> [Written exercise] Report all lines from the entries below in which "name" appears.

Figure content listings

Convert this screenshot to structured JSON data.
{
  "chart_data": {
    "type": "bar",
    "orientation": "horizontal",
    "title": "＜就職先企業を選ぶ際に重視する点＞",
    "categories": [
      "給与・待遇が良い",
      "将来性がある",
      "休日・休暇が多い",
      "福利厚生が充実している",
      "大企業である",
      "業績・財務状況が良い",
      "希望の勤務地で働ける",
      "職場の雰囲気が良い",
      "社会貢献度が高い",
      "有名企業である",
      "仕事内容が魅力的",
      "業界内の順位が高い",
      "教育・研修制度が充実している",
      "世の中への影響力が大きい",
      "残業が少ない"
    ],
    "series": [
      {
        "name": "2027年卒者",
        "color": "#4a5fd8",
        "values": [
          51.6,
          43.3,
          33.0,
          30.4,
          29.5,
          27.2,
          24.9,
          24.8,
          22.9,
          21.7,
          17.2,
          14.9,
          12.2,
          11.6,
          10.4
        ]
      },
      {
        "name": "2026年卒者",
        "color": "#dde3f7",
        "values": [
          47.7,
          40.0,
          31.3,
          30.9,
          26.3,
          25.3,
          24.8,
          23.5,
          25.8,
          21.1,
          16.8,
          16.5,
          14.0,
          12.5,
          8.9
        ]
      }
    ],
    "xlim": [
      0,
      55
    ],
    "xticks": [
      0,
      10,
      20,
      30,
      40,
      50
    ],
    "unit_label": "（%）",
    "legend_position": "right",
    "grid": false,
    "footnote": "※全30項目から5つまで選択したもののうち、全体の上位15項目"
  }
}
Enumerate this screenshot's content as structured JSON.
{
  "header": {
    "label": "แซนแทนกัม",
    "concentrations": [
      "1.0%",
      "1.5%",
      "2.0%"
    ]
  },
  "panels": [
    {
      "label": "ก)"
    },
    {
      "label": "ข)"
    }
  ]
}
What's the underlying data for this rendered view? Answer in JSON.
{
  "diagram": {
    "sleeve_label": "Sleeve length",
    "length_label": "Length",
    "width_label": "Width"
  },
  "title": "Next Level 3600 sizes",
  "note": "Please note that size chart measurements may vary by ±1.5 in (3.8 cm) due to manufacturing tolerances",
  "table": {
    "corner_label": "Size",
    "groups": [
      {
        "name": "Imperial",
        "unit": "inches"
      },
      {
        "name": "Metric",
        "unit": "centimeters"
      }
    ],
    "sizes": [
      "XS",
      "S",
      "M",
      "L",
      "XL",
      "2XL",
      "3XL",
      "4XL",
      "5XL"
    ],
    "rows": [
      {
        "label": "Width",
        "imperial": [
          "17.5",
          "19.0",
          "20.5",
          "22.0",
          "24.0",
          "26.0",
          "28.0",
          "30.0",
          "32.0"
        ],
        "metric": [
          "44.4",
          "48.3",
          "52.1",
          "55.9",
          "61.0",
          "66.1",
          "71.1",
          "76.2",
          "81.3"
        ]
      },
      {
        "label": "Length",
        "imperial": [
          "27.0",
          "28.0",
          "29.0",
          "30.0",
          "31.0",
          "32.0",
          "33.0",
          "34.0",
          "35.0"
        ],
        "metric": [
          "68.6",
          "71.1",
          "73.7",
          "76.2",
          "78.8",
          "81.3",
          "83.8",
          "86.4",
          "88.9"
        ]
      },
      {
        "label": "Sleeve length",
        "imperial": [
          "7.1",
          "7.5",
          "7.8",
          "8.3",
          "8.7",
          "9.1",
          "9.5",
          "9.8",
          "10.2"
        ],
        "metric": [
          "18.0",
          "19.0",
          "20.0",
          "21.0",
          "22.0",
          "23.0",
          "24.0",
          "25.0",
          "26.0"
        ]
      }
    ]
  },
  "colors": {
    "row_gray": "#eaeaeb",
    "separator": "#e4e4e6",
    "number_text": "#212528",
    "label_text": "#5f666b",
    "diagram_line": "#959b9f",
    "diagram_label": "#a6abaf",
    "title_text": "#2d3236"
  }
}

> [Exercise solution]
        "name": "2027年卒者",
        "name": "2026年卒者",
        "name": "Imperial",
        "name": "Metric",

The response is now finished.